◆ Short problem ◆
Transcribe the records below in full; pictures stay out of the copy.

_ _ _ _

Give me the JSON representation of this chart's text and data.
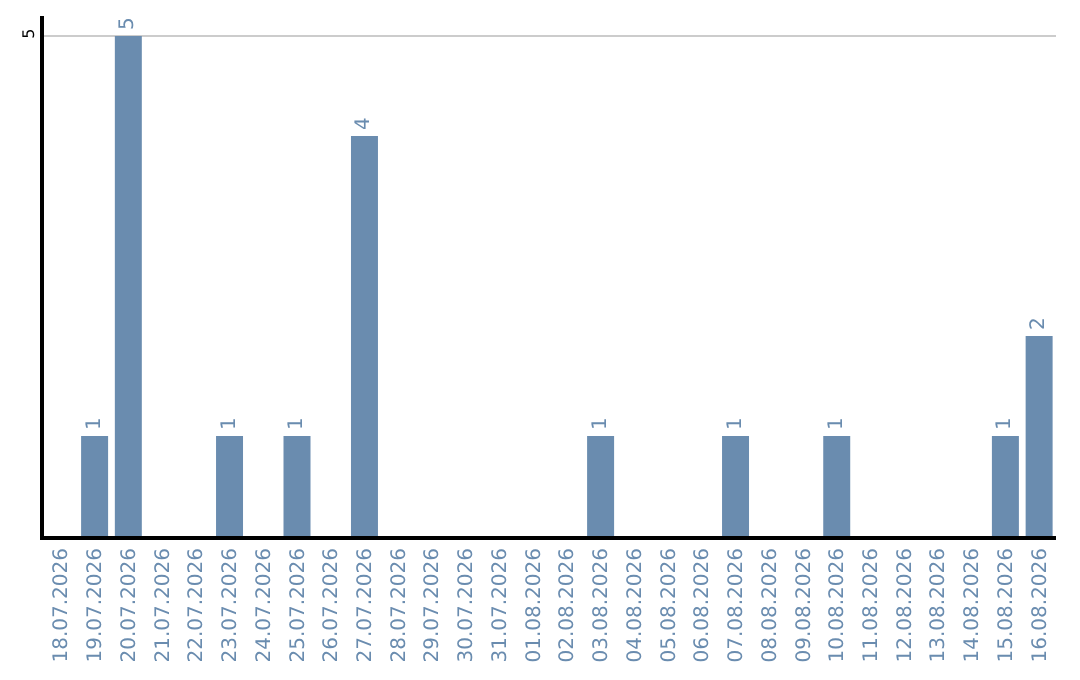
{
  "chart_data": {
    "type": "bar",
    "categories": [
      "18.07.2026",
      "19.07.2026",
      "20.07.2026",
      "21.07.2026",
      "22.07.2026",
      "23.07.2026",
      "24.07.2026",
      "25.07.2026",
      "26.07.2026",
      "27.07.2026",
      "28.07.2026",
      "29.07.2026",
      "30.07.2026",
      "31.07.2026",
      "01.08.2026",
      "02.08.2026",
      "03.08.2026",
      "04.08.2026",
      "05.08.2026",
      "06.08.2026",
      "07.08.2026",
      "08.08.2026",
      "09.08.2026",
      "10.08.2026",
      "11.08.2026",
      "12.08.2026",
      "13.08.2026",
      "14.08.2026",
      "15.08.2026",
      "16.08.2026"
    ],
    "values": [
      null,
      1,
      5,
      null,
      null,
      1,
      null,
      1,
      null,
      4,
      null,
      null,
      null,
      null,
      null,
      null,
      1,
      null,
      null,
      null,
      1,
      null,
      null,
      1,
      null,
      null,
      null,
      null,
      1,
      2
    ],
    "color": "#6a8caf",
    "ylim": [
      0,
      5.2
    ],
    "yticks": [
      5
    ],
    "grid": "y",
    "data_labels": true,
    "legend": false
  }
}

_ _ _ _

◆ Exercise result ◆
Give me the JSON representation of this chart's text and data.
{
  "chart_data": {
    "type": "bar",
    "categories": [
      "18.07.2026",
      "19.07.2026",
      "20.07.2026",
      "21.07.2026",
      "22.07.2026",
      "23.07.2026",
      "24.07.2026",
      "25.07.2026",
      "26.07.2026",
      "27.07.2026",
      "28.07.2026",
      "29.07.2026",
      "30.07.2026",
      "31.07.2026",
      "01.08.2026",
      "02.08.2026",
      "03.08.2026",
      "04.08.2026",
      "05.08.2026",
      "06.08.2026",
      "07.08.2026",
      "08.08.2026",
      "09.08.2026",
      "10.08.2026",
      "11.08.2026",
      "12.08.2026",
      "13.08.2026",
      "14.08.2026",
      "15.08.2026",
      "16.08.2026"
    ],
    "values": [
      null,
      1,
      5,
      null,
      null,
      1,
      null,
      1,
      null,
      4,
      null,
      null,
      null,
      null,
      null,
      null,
      1,
      null,
      null,
      null,
      1,
      null,
      null,
      1,
      null,
      null,
      null,
      null,
      1,
      2
    ],
    "color": "#6a8caf",
    "ylim": [
      0,
      5.2
    ],
    "yticks": [
      5
    ],
    "grid": "y",
    "data_labels": true,
    "legend": false
  }
}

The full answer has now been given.